-- Stated exercise --
Print out every record exactly as it appears.

-- Supplied material --
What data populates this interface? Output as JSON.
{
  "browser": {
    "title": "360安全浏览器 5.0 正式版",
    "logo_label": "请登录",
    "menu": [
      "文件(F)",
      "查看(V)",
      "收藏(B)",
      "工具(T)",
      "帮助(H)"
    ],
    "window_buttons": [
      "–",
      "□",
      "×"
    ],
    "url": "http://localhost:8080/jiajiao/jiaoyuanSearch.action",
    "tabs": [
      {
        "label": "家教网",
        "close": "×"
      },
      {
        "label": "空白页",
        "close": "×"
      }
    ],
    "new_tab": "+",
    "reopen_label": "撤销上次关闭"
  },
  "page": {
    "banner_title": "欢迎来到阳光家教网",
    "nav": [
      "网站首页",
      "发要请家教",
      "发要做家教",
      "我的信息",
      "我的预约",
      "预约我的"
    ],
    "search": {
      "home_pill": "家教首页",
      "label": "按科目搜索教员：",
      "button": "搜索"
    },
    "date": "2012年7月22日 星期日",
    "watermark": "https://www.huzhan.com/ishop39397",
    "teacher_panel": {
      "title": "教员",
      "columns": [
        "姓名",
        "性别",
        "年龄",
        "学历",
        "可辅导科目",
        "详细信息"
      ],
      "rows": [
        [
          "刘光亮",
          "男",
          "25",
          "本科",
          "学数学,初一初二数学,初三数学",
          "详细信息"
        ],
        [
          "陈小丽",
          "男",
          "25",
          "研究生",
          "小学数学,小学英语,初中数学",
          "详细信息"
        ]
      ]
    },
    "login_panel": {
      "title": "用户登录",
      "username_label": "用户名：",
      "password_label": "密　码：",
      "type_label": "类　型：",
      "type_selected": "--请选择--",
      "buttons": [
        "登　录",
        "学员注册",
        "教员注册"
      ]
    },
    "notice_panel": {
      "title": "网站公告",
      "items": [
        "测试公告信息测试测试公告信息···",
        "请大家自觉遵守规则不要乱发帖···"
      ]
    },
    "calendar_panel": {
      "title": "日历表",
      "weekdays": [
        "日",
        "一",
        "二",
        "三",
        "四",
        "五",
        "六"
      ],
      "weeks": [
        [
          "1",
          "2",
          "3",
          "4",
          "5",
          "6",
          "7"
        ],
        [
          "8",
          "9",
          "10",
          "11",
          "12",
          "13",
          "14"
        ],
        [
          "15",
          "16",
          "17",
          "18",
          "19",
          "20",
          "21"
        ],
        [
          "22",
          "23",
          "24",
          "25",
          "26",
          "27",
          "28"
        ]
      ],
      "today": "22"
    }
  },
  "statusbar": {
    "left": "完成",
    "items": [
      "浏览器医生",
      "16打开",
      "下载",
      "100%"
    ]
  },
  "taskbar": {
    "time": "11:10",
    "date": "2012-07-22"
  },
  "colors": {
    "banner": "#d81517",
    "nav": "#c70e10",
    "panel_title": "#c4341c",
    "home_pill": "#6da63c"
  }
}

-- Expected answer --
What data populates this interface? Output as JSON.
{
  "browser": {
    "title": "360安全浏览器 5.0 正式版",
    "logo_label": "请登录",
    "menu": [
      "文件(F)",
      "查看(V)",
      "收藏(B)",
      "工具(T)",
      "帮助(H)"
    ],
    "window_buttons": [
      "–",
      "□",
      "×"
    ],
    "url": "http://localhost:8080/jiajiao/jiaoyuanSearch.action",
    "tabs": [
      {
        "label": "家教网",
        "close": "×"
      },
      {
        "label": "空白页",
        "close": "×"
      }
    ],
    "new_tab": "+",
    "reopen_label": "撤销上次关闭"
  },
  "page": {
    "banner_title": "欢迎来到阳光家教网",
    "nav": [
      "网站首页",
      "发要请家教",
      "发要做家教",
      "我的信息",
      "我的预约",
      "预约我的"
    ],
    "search": {
      "home_pill": "家教首页",
      "label": "按科目搜索教员：",
      "button": "搜索"
    },
    "date": "2012年7月22日 星期日",
    "watermark": "https://www.huzhan.com/ishop39397",
    "teacher_panel": {
      "title": "教员",
      "columns": [
        "姓名",
        "性别",
        "年龄",
        "学历",
        "可辅导科目",
        "详细信息"
      ],
      "rows": [
        [
          "刘光亮",
          "男",
          "25",
          "本科",
          "学数学,初一初二数学,初三数学",
          "详细信息"
        ],
        [
          "陈小丽",
          "男",
          "25",
          "研究生",
          "小学数学,小学英语,初中数学",
          "详细信息"
        ]
      ]
    },
    "login_panel": {
      "title": "用户登录",
      "username_label": "用户名：",
      "password_label": "密　码：",
      "type_label": "类　型：",
      "type_selected": "--请选择--",
      "buttons": [
        "登　录",
        "学员注册",
        "教员注册"
      ]
    },
    "notice_panel": {
      "title": "网站公告",
      "items": [
        "测试公告信息测试测试公告信息···",
        "请大家自觉遵守规则不要乱发帖···"
      ]
    },
    "calendar_panel": {
      "title": "日历表",
      "weekdays": [
        "日",
        "一",
        "二",
        "三",
        "四",
        "五",
        "六"
      ],
      "weeks": [
        [
          "1",
          "2",
          "3",
          "4",
          "5",
          "6",
          "7"
        ],
        [
          "8",
          "9",
          "10",
          "11",
          "12",
          "13",
          "14"
        ],
        [
          "15",
          "16",
          "17",
          "18",
          "19",
          "20",
          "21"
        ],
        [
          "22",
          "23",
          "24",
          "25",
          "26",
          "27",
          "28"
        ]
      ],
      "today": "22"
    }
  },
  "statusbar": {
    "left": "完成",
    "items": [
      "浏览器医生",
      "16打开",
      "下载",
      "100%"
    ]
  },
  "taskbar": {
    "time": "11:10",
    "date": "2012-07-22"
  },
  "colors": {
    "banner": "#d81517",
    "nav": "#c70e10",
    "panel_title": "#c4341c",
    "home_pill": "#6da63c"
  }
}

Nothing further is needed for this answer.